▸ Tarefa proposta 1
Liste todas as pessoas mencionadas pelo nome na entrevista sobre a revista Revestrés.
▸ Tarefa proposta 2
Dê prosseguimento à entrevista sobre a revista Revestrés a partir do ponto em que ela termina.

▸ Texto extraído
Nome do Colunista Daniela Aragão 8/08/2016

Entrevista com André Gonçalves, editor da Revista Revestrés

Daniela Aragão: Como surgiu a ideia da criação da revista Revestrés?

André Gonçalves: Eu e Wellington Soares nos conhecemos há bastante tempo, por volta de uns quinze anos. Há quatro anos ele me procurou dizendo-me que tinha uma ideia. Como sempre estamos ligados a trabalhos relacionados à literatura e viemos a nos conhecer no SaliPI (ou SALIPI), o qual colaborei várias vezes. Saímos para almoçar e Wellington falou que estava disposto a fazer uma revista que fosse relacionada a cultura. Sempre tive a sensação que poderíamos ter algo desse nível. Foi uma conversa que levou cerca de uma hora e a decisão dez minutos. Surgiu então de uma ideia bem simples, depois foram gerados alguns problemas. Éramos dois empregados, mas não tínhamos capital para a construção da Revista, embora militássemos na área literária.  

Daniela Aragão: O foco cultural desde o início seria a produção de Teresina e Piauí no geral?

André Gonçalves: Com certeza. O traço seria a cultura, a princípio sem um norte muito claro, mas que tratasse do que é produzido aqui. Dando ênfase ao que pensam as pessoas dedicadas à arte em geral, envolvendo música, literatura, artes plásticas, fotografia...

Daniela Aragão: Em que ano saiu a primeira edição de Revestrés?

André Gonçalves: A primeira edição saiu em vinte e nove de fevereiro de 2011. Começou de um modo ainda não empresarial, e sim como um resultado do desejo que tínhamos de colocar a criação artística em movimento e discussão.

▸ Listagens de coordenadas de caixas
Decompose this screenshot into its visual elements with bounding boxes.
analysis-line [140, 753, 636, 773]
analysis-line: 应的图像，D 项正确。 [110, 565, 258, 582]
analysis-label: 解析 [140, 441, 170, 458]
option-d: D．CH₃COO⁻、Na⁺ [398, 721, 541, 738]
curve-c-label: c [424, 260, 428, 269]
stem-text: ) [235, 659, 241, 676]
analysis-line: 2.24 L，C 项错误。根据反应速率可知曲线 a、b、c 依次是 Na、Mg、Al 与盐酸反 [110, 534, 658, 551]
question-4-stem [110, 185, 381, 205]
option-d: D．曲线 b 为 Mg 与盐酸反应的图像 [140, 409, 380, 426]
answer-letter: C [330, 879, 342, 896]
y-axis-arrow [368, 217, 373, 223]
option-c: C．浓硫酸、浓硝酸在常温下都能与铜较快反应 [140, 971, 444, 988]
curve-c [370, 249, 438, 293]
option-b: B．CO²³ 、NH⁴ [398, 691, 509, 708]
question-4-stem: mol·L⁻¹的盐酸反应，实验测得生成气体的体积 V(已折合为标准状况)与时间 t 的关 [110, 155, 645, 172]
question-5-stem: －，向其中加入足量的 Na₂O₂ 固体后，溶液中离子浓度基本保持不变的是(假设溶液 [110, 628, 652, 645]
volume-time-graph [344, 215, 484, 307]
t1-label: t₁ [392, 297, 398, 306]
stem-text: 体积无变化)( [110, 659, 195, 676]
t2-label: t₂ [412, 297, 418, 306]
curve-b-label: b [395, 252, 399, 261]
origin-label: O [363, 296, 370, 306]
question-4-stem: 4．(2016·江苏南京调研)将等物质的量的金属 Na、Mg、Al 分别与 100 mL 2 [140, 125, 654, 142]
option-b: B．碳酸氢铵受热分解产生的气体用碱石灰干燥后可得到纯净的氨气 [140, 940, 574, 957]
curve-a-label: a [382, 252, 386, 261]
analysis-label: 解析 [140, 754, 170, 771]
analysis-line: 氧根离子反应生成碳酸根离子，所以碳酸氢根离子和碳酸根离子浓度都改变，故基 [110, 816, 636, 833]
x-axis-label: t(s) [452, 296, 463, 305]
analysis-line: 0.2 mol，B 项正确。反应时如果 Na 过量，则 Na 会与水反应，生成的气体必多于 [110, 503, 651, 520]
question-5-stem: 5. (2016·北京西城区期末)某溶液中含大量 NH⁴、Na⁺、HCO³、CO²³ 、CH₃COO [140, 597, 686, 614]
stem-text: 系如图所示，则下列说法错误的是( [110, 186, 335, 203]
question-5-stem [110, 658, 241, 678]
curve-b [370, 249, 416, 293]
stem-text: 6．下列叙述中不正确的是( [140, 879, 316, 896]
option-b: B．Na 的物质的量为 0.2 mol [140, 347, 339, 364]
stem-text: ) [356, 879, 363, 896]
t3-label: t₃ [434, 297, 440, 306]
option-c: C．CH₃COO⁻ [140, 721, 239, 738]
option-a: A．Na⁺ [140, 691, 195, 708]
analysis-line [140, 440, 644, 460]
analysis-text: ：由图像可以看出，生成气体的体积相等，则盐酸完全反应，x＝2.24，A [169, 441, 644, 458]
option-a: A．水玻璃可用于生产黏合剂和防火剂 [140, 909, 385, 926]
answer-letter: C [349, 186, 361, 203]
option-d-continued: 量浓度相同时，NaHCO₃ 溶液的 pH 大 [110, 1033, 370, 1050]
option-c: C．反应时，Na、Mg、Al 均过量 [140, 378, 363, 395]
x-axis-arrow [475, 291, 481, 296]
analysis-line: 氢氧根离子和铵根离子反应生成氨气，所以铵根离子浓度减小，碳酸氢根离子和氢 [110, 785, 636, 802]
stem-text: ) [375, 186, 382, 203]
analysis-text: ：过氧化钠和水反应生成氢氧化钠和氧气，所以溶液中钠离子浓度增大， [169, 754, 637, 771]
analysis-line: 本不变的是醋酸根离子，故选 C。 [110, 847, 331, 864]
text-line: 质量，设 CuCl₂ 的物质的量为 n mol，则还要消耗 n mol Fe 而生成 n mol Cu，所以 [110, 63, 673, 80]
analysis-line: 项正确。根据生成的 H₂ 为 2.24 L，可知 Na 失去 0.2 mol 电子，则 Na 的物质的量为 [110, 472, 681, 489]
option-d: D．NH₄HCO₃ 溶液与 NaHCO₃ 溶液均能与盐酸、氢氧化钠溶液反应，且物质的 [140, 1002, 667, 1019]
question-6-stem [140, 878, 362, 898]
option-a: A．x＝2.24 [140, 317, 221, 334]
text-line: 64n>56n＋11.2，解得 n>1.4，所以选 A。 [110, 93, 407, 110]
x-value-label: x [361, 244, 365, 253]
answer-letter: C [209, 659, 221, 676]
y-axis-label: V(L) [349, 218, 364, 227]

▸ Resposta redigida 1
Daniela Aragão, André Gonçalves e Wellington Soares.

▸ Resposta redigida 2
Daniela Aragão: É uma revista que chama atenção pela qualidade gráfica, desde a capa, em cores. Uma revista que traz uma sofisticação em seu design inteiro.

André Gonçalves: Eu venho da publicidade, o que faço como trabalho remunerado desde minha juventude é a publicidade. Claro que em algum momento isso entra para a revista, uma preocupação estética. Uma coisa bem elaborada editorialmente. Se vamos tratar de fotografia, pintura, escultura, a imagem é importantíssima. Você vai colocar na revista uma fotografia do Pokemon, do Quaresma ou de algum fotógrafo de fora. Colocamos um padrão de qualidade buscando não desvalorizar o trabalho do artista quando transposto para a Revista. A intenção nossa é mostrar a qualidade do trabalho do artista, na medida do possível, dentro de nossas condições tentamos fazer o melhor. É comum o fotógrafo reclamar que distorceram a foto, ou cortaram em lugar indevido. Nós, felizmente, até hoje recebemos elogios. Queremos, sobretudo, mostrar que a qualidade do trabalho do artista será mostrada na Revista.

Daniela Aragão: É destacável na revista o amplo espaço concedido a fala dos entrevistados e artistas em geral.

André Gonçalves: Tentamos dar espaço para as pessoas falarem. Nossas entrevistas são, relativamente, longas para revistas, de dez a doze páginas. Em geral as entrevistas em outras revistas vão a três páginas, no máximo. As entrevistas são feitas para que as pessoas se dediquem a leitura com mais tempo.

Daniela Aragão: O ponto alto que considero na revista é a sua abordagem local, mas de caráter cosmopolita. Se me recordo, num dos lançamentos, o Wellington falou sobre a perspectiva de se distribuir a revista nos aeroportos.

André Gonçalves: Estamos trabalhando nisso. É complexo, pois somos uma empresa pequena. Nossa tiragem no Piauí é bem razoável. Se pensarmos nos aeroportos a tiragem terá que mudar, são 56 aeroportos. Isso obriga tentarmos fazer um trabalho que não seja muito autorreferente. Damos destaque às pessoas daqui, mas sem dar aquele peso totalmente regionalista.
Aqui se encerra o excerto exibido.